STATED PROBLEM →
Copy every line of the listing that holds the string "آمار".

* Start *

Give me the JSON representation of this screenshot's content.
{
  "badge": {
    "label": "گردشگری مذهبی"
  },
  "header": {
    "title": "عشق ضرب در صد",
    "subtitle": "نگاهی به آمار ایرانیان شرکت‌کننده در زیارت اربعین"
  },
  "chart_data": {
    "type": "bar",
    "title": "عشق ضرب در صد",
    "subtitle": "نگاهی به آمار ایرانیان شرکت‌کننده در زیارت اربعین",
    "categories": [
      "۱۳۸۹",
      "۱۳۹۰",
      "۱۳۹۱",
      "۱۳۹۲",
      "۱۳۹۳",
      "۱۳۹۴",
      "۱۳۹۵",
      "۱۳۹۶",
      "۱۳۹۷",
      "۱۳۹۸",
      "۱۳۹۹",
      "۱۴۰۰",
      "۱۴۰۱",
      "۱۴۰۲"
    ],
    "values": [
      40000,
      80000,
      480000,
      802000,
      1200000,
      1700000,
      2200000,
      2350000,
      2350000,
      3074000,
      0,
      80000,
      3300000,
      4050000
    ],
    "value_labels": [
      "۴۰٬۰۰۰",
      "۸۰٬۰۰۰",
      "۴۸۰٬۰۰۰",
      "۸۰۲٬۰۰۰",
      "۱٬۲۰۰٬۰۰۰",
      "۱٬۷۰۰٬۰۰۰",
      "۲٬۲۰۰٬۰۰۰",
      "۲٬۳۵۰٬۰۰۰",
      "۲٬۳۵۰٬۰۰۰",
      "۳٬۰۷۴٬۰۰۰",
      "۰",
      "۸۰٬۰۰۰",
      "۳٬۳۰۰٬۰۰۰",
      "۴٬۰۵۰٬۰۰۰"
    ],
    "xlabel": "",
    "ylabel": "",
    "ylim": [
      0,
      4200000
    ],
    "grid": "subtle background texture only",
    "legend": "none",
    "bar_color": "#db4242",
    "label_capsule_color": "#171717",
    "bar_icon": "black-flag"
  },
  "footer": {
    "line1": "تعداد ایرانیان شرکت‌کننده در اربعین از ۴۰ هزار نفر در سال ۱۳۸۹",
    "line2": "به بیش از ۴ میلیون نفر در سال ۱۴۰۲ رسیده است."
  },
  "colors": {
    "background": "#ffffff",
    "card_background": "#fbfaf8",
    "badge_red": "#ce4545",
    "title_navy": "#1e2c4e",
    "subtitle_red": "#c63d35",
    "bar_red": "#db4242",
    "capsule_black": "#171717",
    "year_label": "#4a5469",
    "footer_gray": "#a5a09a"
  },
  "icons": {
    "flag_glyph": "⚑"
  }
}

* End *

EXPECTED OUTPUT →
    "subtitle": "نگاهی به آمار ایرانیان شرکت‌کننده در زیارت اربعین"
    "subtitle": "نگاهی به آمار ایرانیان شرکت‌کننده در زیارت اربعین",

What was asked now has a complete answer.